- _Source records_
+===+
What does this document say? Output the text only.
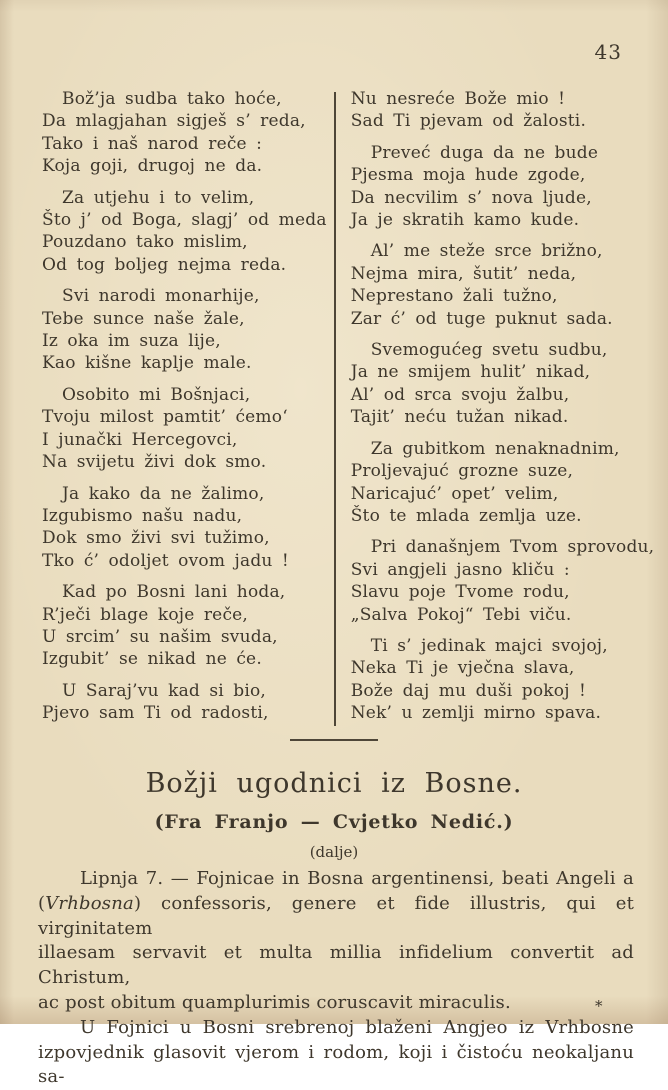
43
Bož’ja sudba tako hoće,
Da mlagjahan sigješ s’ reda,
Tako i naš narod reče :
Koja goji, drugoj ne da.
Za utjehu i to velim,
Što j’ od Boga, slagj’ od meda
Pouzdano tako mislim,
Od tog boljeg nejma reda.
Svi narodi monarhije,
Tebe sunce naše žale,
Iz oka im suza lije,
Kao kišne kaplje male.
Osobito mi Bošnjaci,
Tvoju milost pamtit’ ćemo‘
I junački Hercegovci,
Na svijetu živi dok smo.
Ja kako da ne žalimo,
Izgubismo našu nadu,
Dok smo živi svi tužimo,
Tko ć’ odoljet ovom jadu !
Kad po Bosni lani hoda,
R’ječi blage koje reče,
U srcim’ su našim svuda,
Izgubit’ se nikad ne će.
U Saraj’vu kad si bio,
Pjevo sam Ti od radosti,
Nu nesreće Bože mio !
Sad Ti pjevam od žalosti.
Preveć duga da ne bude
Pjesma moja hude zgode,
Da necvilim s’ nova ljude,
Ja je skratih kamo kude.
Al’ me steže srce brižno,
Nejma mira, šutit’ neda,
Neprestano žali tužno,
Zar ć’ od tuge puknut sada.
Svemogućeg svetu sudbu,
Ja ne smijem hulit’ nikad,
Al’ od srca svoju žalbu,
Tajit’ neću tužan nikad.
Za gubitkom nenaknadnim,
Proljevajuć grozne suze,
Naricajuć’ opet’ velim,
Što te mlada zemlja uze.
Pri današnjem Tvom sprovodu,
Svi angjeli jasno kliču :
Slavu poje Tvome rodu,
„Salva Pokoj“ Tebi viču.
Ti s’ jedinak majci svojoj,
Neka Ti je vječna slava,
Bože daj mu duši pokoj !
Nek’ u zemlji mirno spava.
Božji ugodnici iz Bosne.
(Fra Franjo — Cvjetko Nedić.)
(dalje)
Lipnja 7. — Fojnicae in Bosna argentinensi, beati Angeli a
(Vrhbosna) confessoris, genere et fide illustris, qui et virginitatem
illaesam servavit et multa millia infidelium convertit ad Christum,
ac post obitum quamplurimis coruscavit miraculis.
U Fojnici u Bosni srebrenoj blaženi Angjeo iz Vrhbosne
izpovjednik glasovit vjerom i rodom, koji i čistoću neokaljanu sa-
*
+===+
- _Goal of the exercise_
Which lines in the data above contain "reče"? Show each one.

- _Response_
Tako i naš narod reče :
R’ječi blage koje reče,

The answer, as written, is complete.